• [Text block]

★ ★ ★ ★ ★ ★ ★

Echoes (2025) is a striking example of this juxtaposition of organic and optical elements. The work focuses on a cut-paper flowering stalk, rendered with almost sculptural precision, surrounded by undulating waves of pinks and ochers. The small work appears to pulse outward, giving the impression of motion—as if the paper itself is responding to the plant.

—A.K.

Presented by CON_

Price: £2,500 ($3,356)

Tokyo tastemaker CON_ shared its hotel room-cum-booth with London gallery Season 4 Episode 6 and displayed works by BIEN around its bed, bathroom, and windowsills. The Japanese artist’s moody, layered pieces gave many visitors cause for meditative pause on the fair’s opening day.

untitled(skeleton conductor #scene1) (2025) is part of a new series by the artist in which he investigates the relationship between writing and painting on canvas. Subtle layers of muted green and ocher tones merge to create a sense of depth and quiet luminosity while delicate, ghostly gestures emerge through the surface, suggesting organic or calligraphic forms that seem to float within the misty color field.

“He’s trying to explain how we interpret painting as a material and how we interpret the meaning of painting,” said the gallery’s director, Eri Mura. The painting balances restraint and movement. Its soft gradients evoke natural light filtering through foliage or mist, while the faint traces of drawing introduce a sense of fleeting presence.

—A.K.

1-54 Contemporary African Art Fair London

Through October 19th

Somerset House, Strand, WC2R 1LA

A standout selection of art from Africa and its diaspora is housed throughout the historic Somerset House complex. More than 50 galleries from 18 countries feature at the fair, where strong craft-inspired works and photography are particularly notable.

★ ★ ★ ★ ★ ★ ★

• [Requirement 1] Transcribe everything in the fair review from "Presented by CON_" down to "fair’s opening day.".
• [Requirement 2]
Answer these questions using the fair review:
(a) What colors make up the waves that surround the cut-paper flowering stalk in Echoes?
(b) Who is the gallery director quoted about the painting by BIEN?
(c) How many galleries, and from how many countries, feature at the 1-54 fair?

★ ★ ★ ★ ★ ★ ★

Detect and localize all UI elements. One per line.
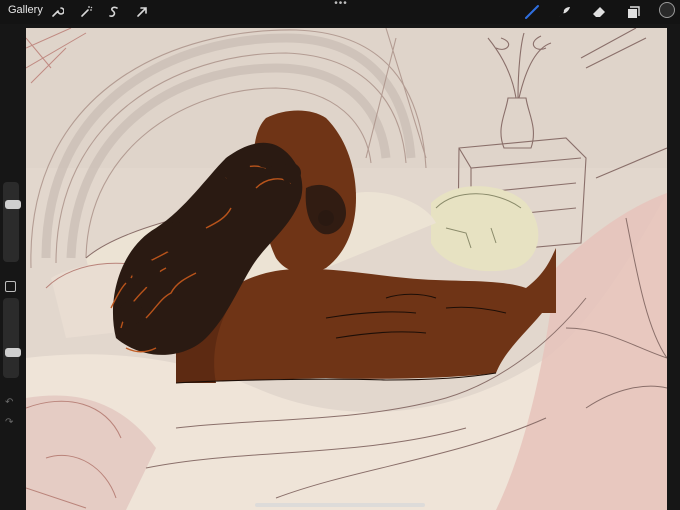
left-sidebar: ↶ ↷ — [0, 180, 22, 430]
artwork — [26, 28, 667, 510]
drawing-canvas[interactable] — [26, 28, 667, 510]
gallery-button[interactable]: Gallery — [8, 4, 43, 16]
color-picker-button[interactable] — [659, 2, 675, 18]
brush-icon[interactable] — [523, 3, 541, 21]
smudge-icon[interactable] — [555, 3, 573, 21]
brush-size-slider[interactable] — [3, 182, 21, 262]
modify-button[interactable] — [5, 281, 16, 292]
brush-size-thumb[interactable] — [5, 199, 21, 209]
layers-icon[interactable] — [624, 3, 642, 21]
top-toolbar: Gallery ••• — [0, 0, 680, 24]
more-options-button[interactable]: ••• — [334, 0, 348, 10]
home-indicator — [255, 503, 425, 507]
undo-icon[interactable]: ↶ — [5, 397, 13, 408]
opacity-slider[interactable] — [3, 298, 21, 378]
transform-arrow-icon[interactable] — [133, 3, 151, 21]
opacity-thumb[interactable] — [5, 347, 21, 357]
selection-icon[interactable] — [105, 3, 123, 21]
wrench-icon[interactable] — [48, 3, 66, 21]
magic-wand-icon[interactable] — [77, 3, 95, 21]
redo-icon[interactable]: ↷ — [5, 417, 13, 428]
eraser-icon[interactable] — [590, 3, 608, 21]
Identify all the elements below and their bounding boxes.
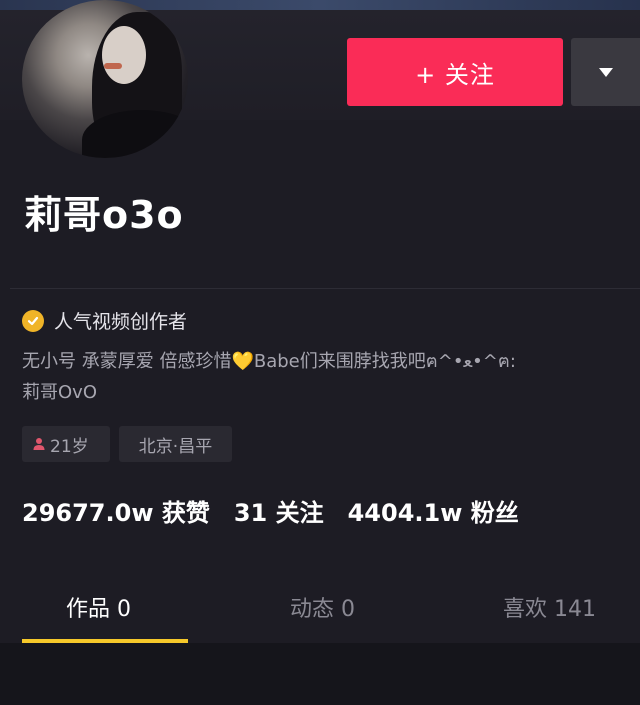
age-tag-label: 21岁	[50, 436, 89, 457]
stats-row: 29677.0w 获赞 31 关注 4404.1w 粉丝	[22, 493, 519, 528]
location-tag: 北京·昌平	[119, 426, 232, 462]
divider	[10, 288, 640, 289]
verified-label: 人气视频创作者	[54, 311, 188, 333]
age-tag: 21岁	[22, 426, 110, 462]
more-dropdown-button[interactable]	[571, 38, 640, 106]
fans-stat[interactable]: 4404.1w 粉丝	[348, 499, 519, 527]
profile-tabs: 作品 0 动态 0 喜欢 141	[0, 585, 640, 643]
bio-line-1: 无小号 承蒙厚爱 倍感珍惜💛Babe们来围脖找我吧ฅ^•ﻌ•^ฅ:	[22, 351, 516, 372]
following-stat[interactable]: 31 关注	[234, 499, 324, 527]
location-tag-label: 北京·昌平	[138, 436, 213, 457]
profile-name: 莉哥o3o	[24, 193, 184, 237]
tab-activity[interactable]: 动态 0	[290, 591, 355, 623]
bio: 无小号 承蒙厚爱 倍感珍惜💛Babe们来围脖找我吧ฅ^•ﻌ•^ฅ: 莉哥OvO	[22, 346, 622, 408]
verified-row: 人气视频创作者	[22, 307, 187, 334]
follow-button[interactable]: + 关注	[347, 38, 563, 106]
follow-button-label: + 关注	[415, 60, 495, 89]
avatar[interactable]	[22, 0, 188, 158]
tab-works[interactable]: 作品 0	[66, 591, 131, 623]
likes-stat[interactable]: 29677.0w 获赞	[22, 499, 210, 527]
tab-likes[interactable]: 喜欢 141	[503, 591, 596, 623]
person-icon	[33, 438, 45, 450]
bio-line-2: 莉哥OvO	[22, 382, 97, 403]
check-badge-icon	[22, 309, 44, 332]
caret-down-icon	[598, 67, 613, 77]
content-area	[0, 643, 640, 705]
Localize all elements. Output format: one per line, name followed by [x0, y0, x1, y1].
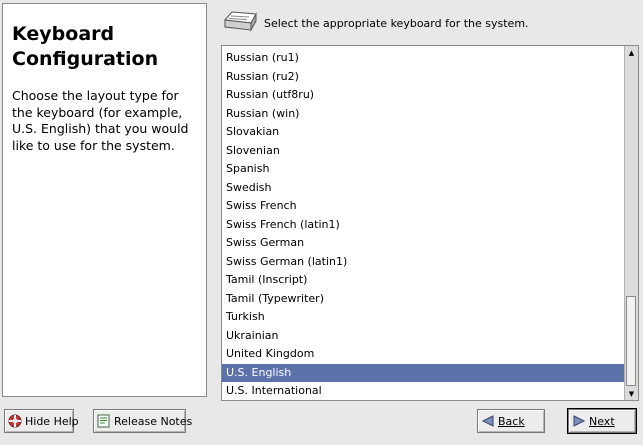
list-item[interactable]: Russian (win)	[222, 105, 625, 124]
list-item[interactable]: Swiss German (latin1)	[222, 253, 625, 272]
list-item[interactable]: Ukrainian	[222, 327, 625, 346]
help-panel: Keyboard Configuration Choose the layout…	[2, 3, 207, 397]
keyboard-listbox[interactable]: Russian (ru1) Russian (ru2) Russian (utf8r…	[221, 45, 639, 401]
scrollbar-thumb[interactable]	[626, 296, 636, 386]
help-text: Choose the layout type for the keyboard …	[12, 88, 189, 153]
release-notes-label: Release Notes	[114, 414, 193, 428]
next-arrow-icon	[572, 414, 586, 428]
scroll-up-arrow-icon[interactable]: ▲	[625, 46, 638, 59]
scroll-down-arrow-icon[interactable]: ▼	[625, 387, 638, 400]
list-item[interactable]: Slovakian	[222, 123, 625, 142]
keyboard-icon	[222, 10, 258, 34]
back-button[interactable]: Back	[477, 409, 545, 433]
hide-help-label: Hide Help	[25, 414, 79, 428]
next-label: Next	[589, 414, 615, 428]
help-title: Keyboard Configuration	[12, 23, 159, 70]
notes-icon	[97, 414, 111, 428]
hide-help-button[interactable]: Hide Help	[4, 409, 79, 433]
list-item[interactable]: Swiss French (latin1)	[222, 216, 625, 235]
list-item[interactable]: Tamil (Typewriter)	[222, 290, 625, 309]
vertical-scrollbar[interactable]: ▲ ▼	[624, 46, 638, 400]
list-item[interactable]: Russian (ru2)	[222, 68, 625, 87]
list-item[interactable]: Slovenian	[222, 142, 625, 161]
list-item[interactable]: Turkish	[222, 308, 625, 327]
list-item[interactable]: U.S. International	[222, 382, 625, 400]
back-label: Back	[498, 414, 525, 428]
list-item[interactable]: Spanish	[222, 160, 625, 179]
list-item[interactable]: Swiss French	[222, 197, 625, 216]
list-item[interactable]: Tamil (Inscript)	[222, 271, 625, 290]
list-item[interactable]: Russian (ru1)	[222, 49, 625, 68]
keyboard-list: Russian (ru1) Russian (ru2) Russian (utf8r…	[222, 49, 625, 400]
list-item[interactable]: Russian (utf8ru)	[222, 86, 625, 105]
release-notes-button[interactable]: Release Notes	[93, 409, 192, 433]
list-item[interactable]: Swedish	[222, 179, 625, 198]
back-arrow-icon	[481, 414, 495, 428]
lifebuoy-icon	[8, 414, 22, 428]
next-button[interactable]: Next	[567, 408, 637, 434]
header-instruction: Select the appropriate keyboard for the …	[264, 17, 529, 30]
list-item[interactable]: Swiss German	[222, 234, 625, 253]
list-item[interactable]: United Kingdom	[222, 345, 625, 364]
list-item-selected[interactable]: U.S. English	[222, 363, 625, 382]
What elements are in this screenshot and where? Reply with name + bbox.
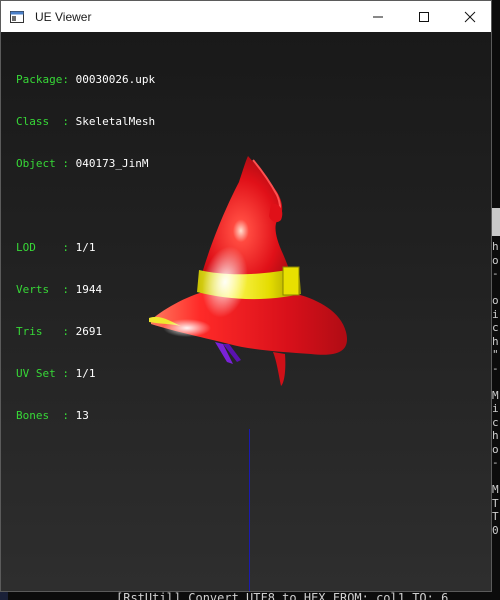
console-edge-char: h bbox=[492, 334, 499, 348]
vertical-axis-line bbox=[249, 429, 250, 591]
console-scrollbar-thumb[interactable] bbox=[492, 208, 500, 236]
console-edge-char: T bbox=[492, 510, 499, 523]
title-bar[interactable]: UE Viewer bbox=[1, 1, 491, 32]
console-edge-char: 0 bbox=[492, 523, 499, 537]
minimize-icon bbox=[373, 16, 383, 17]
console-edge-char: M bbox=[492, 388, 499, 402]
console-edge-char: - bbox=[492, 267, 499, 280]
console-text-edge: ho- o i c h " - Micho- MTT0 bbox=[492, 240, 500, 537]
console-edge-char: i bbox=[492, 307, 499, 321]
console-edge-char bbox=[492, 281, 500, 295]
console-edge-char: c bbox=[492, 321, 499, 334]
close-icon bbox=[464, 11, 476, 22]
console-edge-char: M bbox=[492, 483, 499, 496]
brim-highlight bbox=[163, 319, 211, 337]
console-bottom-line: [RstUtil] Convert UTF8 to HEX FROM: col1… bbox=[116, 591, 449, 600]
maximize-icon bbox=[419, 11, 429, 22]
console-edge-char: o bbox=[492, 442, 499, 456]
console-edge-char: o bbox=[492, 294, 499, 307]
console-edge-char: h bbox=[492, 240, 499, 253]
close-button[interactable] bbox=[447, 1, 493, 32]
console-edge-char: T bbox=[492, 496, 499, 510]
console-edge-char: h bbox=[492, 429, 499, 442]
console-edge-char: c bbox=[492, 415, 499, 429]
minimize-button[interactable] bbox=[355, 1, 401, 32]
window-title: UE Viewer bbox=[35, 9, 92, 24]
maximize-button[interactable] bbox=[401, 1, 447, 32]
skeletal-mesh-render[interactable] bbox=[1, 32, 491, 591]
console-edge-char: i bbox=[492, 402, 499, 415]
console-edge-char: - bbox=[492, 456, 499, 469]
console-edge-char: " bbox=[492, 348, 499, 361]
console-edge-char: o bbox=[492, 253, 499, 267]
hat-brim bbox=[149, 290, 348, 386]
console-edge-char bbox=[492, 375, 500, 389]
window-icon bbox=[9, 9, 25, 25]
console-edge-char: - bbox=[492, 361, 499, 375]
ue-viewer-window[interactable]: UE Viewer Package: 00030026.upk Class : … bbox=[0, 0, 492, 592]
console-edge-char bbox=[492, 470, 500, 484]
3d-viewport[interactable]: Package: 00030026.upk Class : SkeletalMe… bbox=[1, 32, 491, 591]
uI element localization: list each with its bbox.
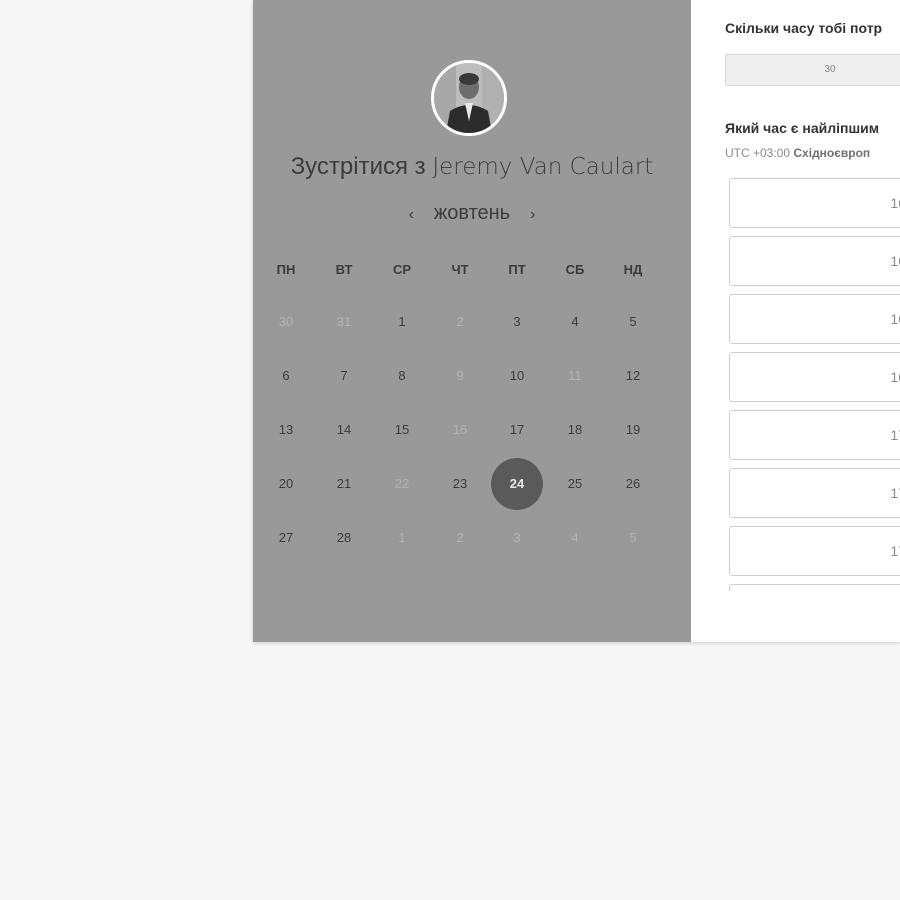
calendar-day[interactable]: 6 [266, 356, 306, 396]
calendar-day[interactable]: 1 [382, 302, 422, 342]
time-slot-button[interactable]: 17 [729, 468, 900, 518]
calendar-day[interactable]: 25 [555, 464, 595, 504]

★ ★ ★ ★ ★ ★ ★

• [Complete response 1]
Presented by CON_

Price: £2,500 ($3,356)

Tokyo tastemaker CON_ shared its hotel room-cum-booth with London gallery Season 4 Episode 6 and displayed works by BIEN around its bed, bathroom, and windowsills. The Japanese artist’s moody, layered pieces gave many visitors cause for meditative pause on the fair’s opening day.

• [Complete response 2]
(a) Pinks and ochers.
(b) Eri Mura.
(c) More than 50 galleries from 18 countries.